## [EXERCISE AIM]
Can you transcribe every record below exactly as it appears?

## [DATASET EXTRACT]
● ● ● ●

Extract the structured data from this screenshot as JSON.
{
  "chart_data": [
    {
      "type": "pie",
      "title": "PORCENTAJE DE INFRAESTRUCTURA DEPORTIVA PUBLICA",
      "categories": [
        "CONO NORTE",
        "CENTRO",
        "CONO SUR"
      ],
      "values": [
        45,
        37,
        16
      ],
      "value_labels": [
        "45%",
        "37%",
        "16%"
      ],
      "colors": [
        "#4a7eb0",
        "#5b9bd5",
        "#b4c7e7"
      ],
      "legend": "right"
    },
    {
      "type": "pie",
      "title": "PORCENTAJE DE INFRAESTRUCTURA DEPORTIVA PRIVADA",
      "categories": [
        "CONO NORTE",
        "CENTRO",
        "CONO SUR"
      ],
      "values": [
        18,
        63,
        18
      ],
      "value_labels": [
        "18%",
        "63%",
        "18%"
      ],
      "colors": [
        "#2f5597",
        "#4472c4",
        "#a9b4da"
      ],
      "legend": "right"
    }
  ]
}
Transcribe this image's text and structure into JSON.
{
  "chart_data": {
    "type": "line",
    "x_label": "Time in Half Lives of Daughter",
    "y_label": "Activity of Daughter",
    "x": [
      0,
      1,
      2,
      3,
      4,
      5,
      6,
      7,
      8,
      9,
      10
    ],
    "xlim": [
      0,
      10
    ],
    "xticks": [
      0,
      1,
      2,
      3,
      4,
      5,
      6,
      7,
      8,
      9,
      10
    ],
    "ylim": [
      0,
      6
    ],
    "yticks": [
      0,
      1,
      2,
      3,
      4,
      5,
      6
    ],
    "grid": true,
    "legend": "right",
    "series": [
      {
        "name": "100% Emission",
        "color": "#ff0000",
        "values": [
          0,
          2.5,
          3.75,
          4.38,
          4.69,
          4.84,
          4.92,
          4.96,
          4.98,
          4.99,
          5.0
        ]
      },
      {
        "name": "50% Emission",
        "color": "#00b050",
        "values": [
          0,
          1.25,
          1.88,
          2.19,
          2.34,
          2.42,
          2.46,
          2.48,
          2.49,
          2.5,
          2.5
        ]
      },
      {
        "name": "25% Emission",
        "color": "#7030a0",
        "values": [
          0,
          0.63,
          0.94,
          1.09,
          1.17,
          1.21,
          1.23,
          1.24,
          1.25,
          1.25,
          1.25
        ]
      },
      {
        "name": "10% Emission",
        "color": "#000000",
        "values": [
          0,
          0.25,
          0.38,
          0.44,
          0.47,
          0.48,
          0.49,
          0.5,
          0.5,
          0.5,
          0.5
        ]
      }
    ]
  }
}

● ● ● ●

## [FINISHED ANSWER]
Extract the structured data from this screenshot as JSON.
{
  "chart_data": [
    {
      "type": "pie",
      "title": "PORCENTAJE DE INFRAESTRUCTURA DEPORTIVA PUBLICA",
      "categories": [
        "CONO NORTE",
        "CENTRO",
        "CONO SUR"
      ],
      "values": [
        45,
        37,
        16
      ],
      "value_labels": [
        "45%",
        "37%",
        "16%"
      ],
      "colors": [
        "#4a7eb0",
        "#5b9bd5",
        "#b4c7e7"
      ],
      "legend": "right"
    },
    {
      "type": "pie",
      "title": "PORCENTAJE DE INFRAESTRUCTURA DEPORTIVA PRIVADA",
      "categories": [
        "CONO NORTE",
        "CENTRO",
        "CONO SUR"
      ],
      "values": [
        18,
        63,
        18
      ],
      "value_labels": [
        "18%",
        "63%",
        "18%"
      ],
      "colors": [
        "#2f5597",
        "#4472c4",
        "#a9b4da"
      ],
      "legend": "right"
    }
  ]
}
Transcribe this image's text and structure into JSON.
{
  "chart_data": {
    "type": "line",
    "x_label": "Time in Half Lives of Daughter",
    "y_label": "Activity of Daughter",
    "x": [
      0,
      1,
      2,
      3,
      4,
      5,
      6,
      7,
      8,
      9,
      10
    ],
    "xlim": [
      0,
      10
    ],
    "xticks": [
      0,
      1,
      2,
      3,
      4,
      5,
      6,
      7,
      8,
      9,
      10
    ],
    "ylim": [
      0,
      6
    ],
    "yticks": [
      0,
      1,
      2,
      3,
      4,
      5,
      6
    ],
    "grid": true,
    "legend": "right",
    "series": [
      {
        "name": "100% Emission",
        "color": "#ff0000",
        "values": [
          0,
          2.5,
          3.75,
          4.38,
          4.69,
          4.84,
          4.92,
          4.96,
          4.98,
          4.99,
          5.0
        ]
      },
      {
        "name": "50% Emission",
        "color": "#00b050",
        "values": [
          0,
          1.25,
          1.88,
          2.19,
          2.34,
          2.42,
          2.46,
          2.48,
          2.49,
          2.5,
          2.5
        ]
      },
      {
        "name": "25% Emission",
        "color": "#7030a0",
        "values": [
          0,
          0.63,
          0.94,
          1.09,
          1.17,
          1.21,
          1.23,
          1.24,
          1.25,
          1.25,
          1.25
        ]
      },
      {
        "name": "10% Emission",
        "color": "#000000",
        "values": [
          0,
          0.25,
          0.38,
          0.44,
          0.47,
          0.48,
          0.49,
          0.5,
          0.5,
          0.5,
          0.5
        ]
      }
    ]
  }
}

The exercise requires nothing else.